* start *

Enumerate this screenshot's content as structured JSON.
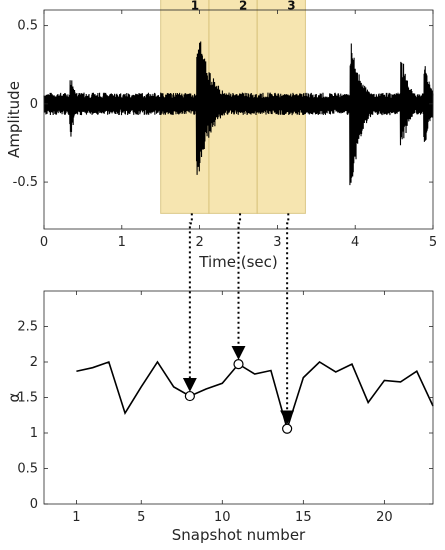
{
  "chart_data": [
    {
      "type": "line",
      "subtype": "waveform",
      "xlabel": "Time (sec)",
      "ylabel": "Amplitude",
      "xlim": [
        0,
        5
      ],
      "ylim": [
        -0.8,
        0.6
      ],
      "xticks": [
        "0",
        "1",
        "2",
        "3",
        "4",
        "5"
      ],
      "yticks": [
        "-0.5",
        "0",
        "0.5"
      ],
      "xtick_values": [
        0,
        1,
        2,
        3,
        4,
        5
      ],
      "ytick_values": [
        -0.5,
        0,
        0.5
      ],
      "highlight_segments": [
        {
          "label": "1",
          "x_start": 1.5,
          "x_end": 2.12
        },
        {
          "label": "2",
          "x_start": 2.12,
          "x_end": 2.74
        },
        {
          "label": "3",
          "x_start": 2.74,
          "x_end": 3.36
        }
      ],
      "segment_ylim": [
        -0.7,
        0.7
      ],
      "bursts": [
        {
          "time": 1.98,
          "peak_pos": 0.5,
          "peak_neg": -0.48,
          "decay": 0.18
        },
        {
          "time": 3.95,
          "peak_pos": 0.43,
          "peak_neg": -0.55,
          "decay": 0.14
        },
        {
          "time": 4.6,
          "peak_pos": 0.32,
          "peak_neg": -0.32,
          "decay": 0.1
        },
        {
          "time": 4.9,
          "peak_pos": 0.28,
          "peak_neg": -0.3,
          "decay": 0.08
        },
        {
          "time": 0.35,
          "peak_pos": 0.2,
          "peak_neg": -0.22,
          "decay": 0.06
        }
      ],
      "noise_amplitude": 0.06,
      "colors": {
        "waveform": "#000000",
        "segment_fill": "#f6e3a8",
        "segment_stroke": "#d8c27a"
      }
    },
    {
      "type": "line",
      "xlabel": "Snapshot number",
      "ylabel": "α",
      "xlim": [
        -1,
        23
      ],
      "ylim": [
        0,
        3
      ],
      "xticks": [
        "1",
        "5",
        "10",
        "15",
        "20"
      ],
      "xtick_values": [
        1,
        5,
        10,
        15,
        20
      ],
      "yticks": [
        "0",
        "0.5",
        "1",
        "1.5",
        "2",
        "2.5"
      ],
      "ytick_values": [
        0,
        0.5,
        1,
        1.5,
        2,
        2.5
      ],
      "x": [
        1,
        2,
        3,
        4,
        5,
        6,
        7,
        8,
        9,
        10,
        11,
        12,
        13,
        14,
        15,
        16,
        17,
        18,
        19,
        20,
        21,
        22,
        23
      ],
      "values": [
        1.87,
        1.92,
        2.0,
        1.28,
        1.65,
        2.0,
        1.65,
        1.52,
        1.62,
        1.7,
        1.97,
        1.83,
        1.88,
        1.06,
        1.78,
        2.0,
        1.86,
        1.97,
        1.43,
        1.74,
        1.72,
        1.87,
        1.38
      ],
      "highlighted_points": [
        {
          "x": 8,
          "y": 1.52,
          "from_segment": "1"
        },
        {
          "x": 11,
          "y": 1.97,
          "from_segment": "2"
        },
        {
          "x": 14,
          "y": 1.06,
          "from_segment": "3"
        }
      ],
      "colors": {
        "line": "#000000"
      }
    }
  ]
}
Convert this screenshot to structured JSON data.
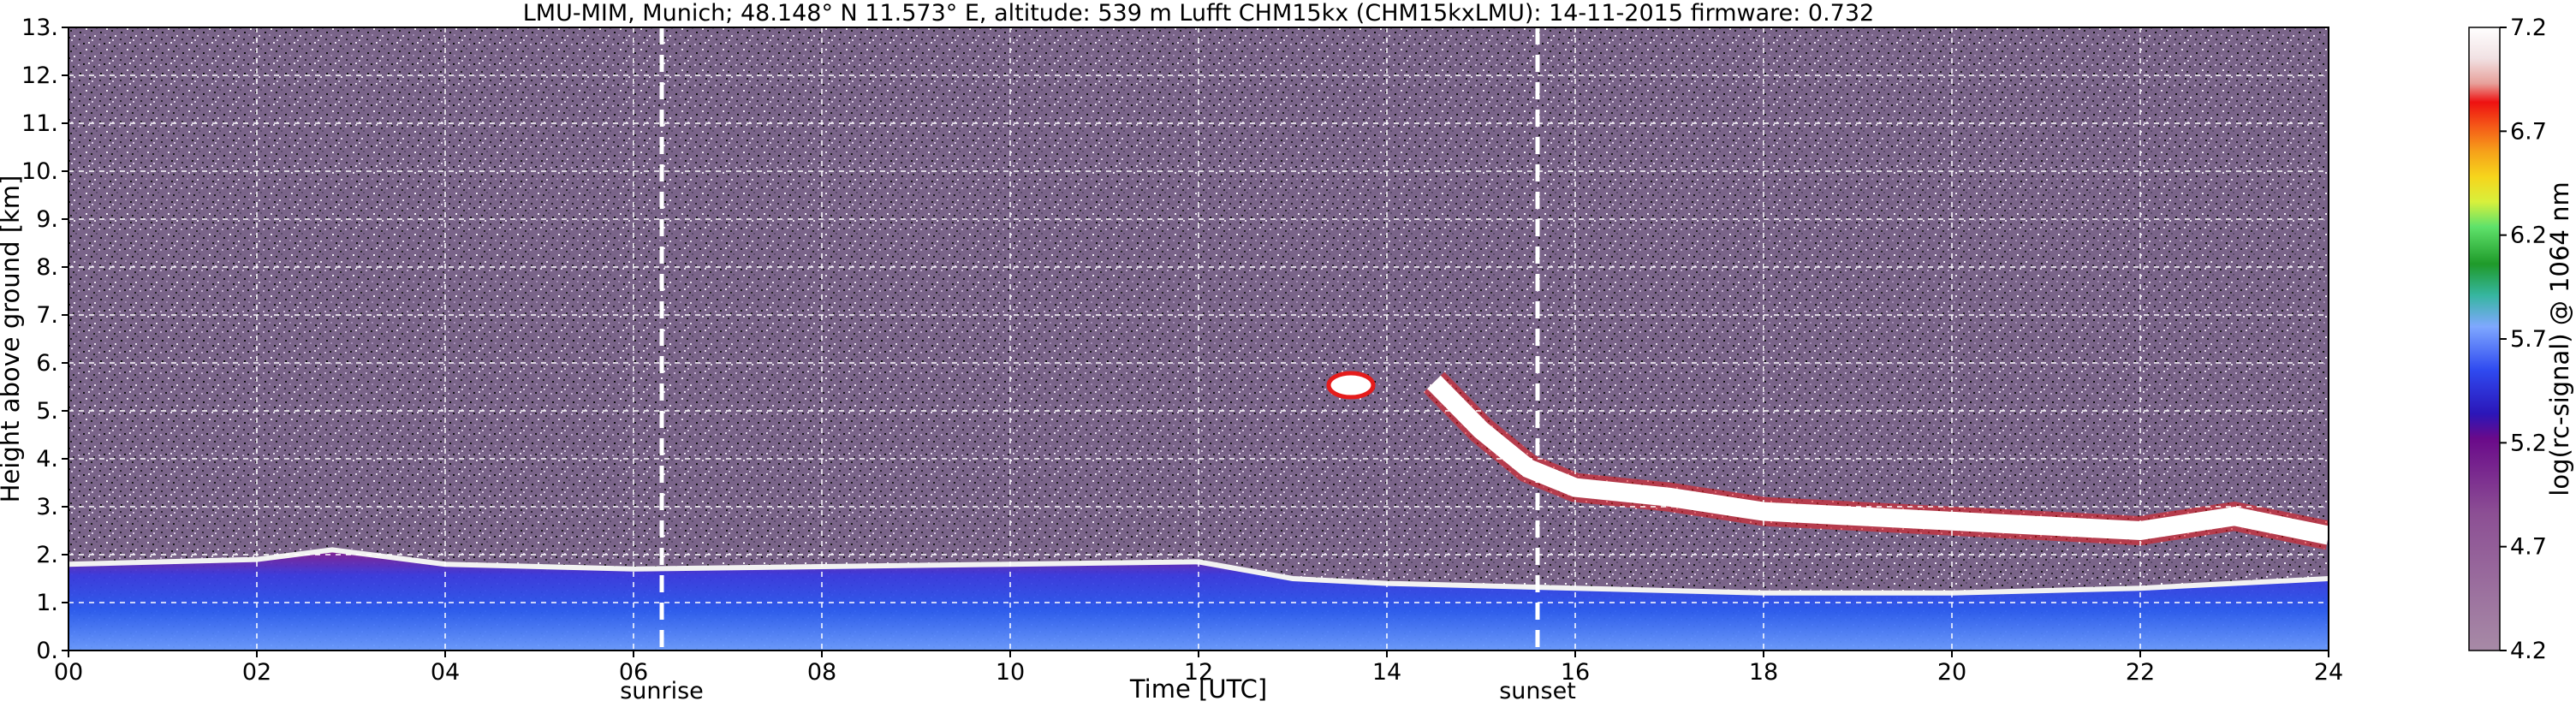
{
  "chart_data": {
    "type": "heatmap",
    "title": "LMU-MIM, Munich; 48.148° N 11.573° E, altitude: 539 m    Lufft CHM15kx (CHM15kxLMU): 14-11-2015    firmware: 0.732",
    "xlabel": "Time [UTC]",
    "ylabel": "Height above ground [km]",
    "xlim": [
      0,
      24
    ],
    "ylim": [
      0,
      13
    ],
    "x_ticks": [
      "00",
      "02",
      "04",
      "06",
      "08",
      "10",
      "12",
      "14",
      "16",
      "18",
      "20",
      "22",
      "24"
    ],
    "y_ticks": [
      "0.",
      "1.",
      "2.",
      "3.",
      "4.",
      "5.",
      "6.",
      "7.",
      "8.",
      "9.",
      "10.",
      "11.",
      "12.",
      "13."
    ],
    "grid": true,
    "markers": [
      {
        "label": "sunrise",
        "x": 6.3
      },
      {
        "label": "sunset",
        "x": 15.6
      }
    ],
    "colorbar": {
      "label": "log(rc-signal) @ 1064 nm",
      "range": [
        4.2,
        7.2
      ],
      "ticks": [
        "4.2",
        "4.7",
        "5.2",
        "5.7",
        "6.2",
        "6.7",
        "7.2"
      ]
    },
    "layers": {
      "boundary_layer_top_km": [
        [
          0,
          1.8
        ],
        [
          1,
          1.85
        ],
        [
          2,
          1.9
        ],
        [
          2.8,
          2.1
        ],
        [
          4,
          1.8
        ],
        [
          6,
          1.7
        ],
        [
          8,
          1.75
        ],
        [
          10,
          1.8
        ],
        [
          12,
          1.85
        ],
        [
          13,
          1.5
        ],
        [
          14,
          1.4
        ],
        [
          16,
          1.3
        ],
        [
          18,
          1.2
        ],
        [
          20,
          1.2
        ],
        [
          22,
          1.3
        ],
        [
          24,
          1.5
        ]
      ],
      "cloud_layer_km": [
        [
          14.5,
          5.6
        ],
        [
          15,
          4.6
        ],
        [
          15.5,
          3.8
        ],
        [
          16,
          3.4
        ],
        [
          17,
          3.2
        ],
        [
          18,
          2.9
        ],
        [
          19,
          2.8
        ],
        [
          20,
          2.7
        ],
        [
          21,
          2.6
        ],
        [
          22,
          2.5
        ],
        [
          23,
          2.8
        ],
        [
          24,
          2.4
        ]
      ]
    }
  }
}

* end *

- _REQUIREMENT_
Transcribe every line in the entries above, taking out only the images.

- _COMPLETED TASK_
Enumerate this screenshot's content as structured JSON.
{
  "chart_data": [
    {
      "type": "line",
      "subtype": "waveform",
      "xlabel": "Time (sec)",
      "ylabel": "Amplitude",
      "xlim": [
        0,
        5
      ],
      "ylim": [
        -0.8,
        0.6
      ],
      "xticks": [
        "0",
        "1",
        "2",
        "3",
        "4",
        "5"
      ],
      "yticks": [
        "-0.5",
        "0",
        "0.5"
      ],
      "xtick_values": [
        0,
        1,
        2,
        3,
        4,
        5
      ],
      "ytick_values": [
        -0.5,
        0,
        0.5
      ],
      "highlight_segments": [
        {
          "label": "1",
          "x_start": 1.5,
          "x_end": 2.12
        },
        {
          "label": "2",
          "x_start": 2.12,
          "x_end": 2.74
        },
        {
          "label": "3",
          "x_start": 2.74,
          "x_end": 3.36
        }
      ],
      "segment_ylim": [
        -0.7,
        0.7
      ],
      "bursts": [
        {
          "time": 1.98,
          "peak_pos": 0.5,
          "peak_neg": -0.48,
          "decay": 0.18
        },
        {
          "time": 3.95,
          "peak_pos": 0.43,
          "peak_neg": -0.55,
          "decay": 0.14
        },
        {
          "time": 4.6,
          "peak_pos": 0.32,
          "peak_neg": -0.32,
          "decay": 0.1
        },
        {
          "time": 4.9,
          "peak_pos": 0.28,
          "peak_neg": -0.3,
          "decay": 0.08
        },
        {
          "time": 0.35,
          "peak_pos": 0.2,
          "peak_neg": -0.22,
          "decay": 0.06
        }
      ],
      "noise_amplitude": 0.06,
      "colors": {
        "waveform": "#000000",
        "segment_fill": "#f6e3a8",
        "segment_stroke": "#d8c27a"
      }
    },
    {
      "type": "line",
      "xlabel": "Snapshot number",
      "ylabel": "α",
      "xlim": [
        -1,
        23
      ],
      "ylim": [
        0,
        3
      ],
      "xticks": [
        "1",
        "5",
        "10",
        "15",
        "20"
      ],
      "xtick_values": [
        1,
        5,
        10,
        15,
        20
      ],
      "yticks": [
        "0",
        "0.5",
        "1",
        "1.5",
        "2",
        "2.5"
      ],
      "ytick_values": [
        0,
        0.5,
        1,
        1.5,
        2,
        2.5
      ],
      "x": [
        1,
        2,
        3,
        4,
        5,
        6,
        7,
        8,
        9,
        10,
        11,
        12,
        13,
        14,
        15,
        16,
        17,
        18,
        19,
        20,
        21,
        22,
        23
      ],
      "values": [
        1.87,
        1.92,
        2.0,
        1.28,
        1.65,
        2.0,
        1.65,
        1.52,
        1.62,
        1.7,
        1.97,
        1.83,
        1.88,
        1.06,
        1.78,
        2.0,
        1.86,
        1.97,
        1.43,
        1.74,
        1.72,
        1.87,
        1.38
      ],
      "highlighted_points": [
        {
          "x": 8,
          "y": 1.52,
          "from_segment": "1"
        },
        {
          "x": 11,
          "y": 1.97,
          "from_segment": "2"
        },
        {
          "x": 14,
          "y": 1.06,
          "from_segment": "3"
        }
      ],
      "colors": {
        "line": "#000000"
      }
    }
  ]
}
Convert this screenshot to structured JSON data.
{
  "chart_data": {
    "type": "heatmap",
    "title": "LMU-MIM, Munich; 48.148° N 11.573° E, altitude: 539 m    Lufft CHM15kx (CHM15kxLMU): 14-11-2015    firmware: 0.732",
    "xlabel": "Time [UTC]",
    "ylabel": "Height above ground [km]",
    "xlim": [
      0,
      24
    ],
    "ylim": [
      0,
      13
    ],
    "x_ticks": [
      "00",
      "02",
      "04",
      "06",
      "08",
      "10",
      "12",
      "14",
      "16",
      "18",
      "20",
      "22",
      "24"
    ],
    "y_ticks": [
      "0.",
      "1.",
      "2.",
      "3.",
      "4.",
      "5.",
      "6.",
      "7.",
      "8.",
      "9.",
      "10.",
      "11.",
      "12.",
      "13."
    ],
    "grid": true,
    "markers": [
      {
        "label": "sunrise",
        "x": 6.3
      },
      {
        "label": "sunset",
        "x": 15.6
      }
    ],
    "colorbar": {
      "label": "log(rc-signal) @ 1064 nm",
      "range": [
        4.2,
        7.2
      ],
      "ticks": [
        "4.2",
        "4.7",
        "5.2",
        "5.7",
        "6.2",
        "6.7",
        "7.2"
      ]
    },
    "layers": {
      "boundary_layer_top_km": [
        [
          0,
          1.8
        ],
        [
          1,
          1.85
        ],
        [
          2,
          1.9
        ],
        [
          2.8,
          2.1
        ],
        [
          4,
          1.8
        ],
        [
          6,
          1.7
        ],
        [
          8,
          1.75
        ],
        [
          10,
          1.8
        ],
        [
          12,
          1.85
        ],
        [
          13,
          1.5
        ],
        [
          14,
          1.4
        ],
        [
          16,
          1.3
        ],
        [
          18,
          1.2
        ],
        [
          20,
          1.2
        ],
        [
          22,
          1.3
        ],
        [
          24,
          1.5
        ]
      ],
      "cloud_layer_km": [
        [
          14.5,
          5.6
        ],
        [
          15,
          4.6
        ],
        [
          15.5,
          3.8
        ],
        [
          16,
          3.4
        ],
        [
          17,
          3.2
        ],
        [
          18,
          2.9
        ],
        [
          19,
          2.8
        ],
        [
          20,
          2.7
        ],
        [
          21,
          2.6
        ],
        [
          22,
          2.5
        ],
        [
          23,
          2.8
        ],
        [
          24,
          2.4
        ]
      ]
    }
  }
}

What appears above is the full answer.